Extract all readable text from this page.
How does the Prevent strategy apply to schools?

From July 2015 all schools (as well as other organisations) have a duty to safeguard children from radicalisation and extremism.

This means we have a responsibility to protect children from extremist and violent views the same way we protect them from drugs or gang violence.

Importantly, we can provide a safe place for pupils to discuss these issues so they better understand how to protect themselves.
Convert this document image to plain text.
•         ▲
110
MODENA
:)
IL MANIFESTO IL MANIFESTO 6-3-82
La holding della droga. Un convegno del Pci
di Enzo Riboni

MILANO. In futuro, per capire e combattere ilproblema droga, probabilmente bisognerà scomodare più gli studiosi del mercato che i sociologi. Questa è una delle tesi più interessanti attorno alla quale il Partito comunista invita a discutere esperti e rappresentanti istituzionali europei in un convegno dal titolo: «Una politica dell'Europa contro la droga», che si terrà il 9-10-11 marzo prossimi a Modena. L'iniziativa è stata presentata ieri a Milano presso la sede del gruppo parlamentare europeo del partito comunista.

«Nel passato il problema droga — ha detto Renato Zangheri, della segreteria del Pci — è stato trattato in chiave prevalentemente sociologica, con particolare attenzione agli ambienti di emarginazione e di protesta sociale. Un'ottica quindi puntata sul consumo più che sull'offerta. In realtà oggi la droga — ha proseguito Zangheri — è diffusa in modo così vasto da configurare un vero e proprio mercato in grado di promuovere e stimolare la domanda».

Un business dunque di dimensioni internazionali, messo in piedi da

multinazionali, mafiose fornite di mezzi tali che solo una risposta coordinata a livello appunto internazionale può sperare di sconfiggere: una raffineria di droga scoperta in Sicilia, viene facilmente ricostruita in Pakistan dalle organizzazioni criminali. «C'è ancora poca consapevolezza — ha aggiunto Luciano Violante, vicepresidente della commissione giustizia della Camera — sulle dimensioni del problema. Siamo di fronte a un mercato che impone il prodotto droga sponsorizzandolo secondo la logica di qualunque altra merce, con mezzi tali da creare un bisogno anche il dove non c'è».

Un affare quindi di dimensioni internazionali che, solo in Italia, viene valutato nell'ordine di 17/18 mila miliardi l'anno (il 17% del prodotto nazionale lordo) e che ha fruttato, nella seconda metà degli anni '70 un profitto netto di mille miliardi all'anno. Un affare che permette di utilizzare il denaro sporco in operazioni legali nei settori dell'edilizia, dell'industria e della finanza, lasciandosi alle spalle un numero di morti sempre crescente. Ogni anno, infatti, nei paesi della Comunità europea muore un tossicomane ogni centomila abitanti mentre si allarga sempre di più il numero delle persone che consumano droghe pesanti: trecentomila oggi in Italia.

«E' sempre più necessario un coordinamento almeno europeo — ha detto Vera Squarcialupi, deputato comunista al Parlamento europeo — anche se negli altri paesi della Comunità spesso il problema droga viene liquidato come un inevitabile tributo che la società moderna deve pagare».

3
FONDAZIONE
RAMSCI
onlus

━━━

> [TASK TO COMPLETE] State the number of lines holding the word "children" in the listing. Add nothing else.

> [EXERCISE OUTPUT] 2